Given information »

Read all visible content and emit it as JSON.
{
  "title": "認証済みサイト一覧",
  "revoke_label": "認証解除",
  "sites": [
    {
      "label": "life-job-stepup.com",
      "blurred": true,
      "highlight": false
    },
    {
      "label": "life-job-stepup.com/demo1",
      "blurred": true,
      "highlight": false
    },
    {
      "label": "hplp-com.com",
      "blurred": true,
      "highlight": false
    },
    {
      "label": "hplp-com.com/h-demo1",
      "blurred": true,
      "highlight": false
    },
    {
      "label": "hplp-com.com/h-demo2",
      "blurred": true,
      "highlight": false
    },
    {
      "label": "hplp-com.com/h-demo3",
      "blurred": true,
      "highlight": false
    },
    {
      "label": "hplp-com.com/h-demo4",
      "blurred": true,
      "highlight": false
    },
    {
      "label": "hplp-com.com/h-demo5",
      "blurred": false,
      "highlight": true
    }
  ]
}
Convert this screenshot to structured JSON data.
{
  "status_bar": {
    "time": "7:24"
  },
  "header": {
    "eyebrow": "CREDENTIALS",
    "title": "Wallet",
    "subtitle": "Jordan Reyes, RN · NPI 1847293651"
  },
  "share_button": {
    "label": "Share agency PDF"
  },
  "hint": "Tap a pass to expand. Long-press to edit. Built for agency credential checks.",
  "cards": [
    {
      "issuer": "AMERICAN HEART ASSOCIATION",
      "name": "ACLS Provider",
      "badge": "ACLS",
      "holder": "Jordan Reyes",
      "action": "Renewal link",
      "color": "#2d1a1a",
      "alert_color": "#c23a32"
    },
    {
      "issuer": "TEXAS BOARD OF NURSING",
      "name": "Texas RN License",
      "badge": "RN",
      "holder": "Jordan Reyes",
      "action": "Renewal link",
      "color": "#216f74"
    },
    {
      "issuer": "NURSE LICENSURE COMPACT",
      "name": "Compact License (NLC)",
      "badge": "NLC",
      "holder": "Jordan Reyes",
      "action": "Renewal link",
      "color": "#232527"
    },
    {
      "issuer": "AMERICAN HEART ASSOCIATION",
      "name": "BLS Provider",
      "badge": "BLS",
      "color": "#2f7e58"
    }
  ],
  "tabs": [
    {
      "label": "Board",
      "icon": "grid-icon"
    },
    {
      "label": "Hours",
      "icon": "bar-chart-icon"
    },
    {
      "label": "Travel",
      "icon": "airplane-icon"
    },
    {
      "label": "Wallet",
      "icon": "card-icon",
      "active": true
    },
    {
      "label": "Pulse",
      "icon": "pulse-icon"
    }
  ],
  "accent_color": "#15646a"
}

What to do »
Each line in the data that holds the string "issuer" should be found and copied.

Final answer »
      "issuer": "AMERICAN HEART ASSOCIATION",
      "issuer": "TEXAS BOARD OF NURSING",
      "issuer": "NURSE LICENSURE COMPACT",
      "issuer": "AMERICAN HEART ASSOCIATION",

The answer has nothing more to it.